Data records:
++++++++++
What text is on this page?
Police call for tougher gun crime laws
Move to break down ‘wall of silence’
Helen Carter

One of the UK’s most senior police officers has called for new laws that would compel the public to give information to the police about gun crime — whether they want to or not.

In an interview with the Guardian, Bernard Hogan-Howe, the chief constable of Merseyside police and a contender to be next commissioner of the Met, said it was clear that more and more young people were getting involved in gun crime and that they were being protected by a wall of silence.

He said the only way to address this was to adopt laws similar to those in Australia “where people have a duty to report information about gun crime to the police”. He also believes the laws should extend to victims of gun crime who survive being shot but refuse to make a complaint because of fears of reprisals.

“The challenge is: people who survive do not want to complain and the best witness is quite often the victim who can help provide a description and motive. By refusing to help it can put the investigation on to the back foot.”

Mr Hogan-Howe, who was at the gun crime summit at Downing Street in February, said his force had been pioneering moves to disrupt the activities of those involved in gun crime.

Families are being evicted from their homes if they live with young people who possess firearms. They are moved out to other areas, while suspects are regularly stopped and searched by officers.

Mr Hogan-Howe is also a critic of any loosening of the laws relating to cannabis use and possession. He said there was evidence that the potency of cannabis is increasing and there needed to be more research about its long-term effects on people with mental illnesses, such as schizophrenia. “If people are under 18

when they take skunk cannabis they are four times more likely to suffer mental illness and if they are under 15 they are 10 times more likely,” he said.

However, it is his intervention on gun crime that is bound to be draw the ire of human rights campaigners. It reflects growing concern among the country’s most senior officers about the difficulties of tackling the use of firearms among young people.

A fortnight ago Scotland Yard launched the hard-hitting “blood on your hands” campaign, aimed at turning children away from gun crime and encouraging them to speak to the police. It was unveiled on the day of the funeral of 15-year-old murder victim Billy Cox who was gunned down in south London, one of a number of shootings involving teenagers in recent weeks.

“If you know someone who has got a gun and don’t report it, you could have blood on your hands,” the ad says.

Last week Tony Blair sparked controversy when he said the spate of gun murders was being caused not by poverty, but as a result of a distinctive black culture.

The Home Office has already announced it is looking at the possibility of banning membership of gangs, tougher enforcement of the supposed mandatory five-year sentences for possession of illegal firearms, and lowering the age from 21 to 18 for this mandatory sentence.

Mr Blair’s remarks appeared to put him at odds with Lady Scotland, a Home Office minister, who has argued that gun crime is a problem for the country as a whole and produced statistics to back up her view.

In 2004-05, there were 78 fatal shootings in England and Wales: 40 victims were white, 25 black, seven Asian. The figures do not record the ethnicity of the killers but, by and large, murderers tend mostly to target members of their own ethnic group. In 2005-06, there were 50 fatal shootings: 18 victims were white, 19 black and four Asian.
++++++++++
### [Exercise task]
Extract every line of the records above that contains the word "Scotland".

### [The output]
A fortnight ago Scotland Yard launched the hard-hitting “blood on your hands” campaign, aimed at turning children away from gun crime and encouraging them to speak to the police. It was unveiled on the day of the funeral of 15-year-old murder victim Billy Cox who was gunned down in south London, one of a number of shootings involving teenagers in recent weeks.
Mr Blair’s remarks appeared to put him at odds with Lady Scotland, a Home Office minister, who has argued that gun crime is a problem for the country as a whole and produced statistics to back up her view.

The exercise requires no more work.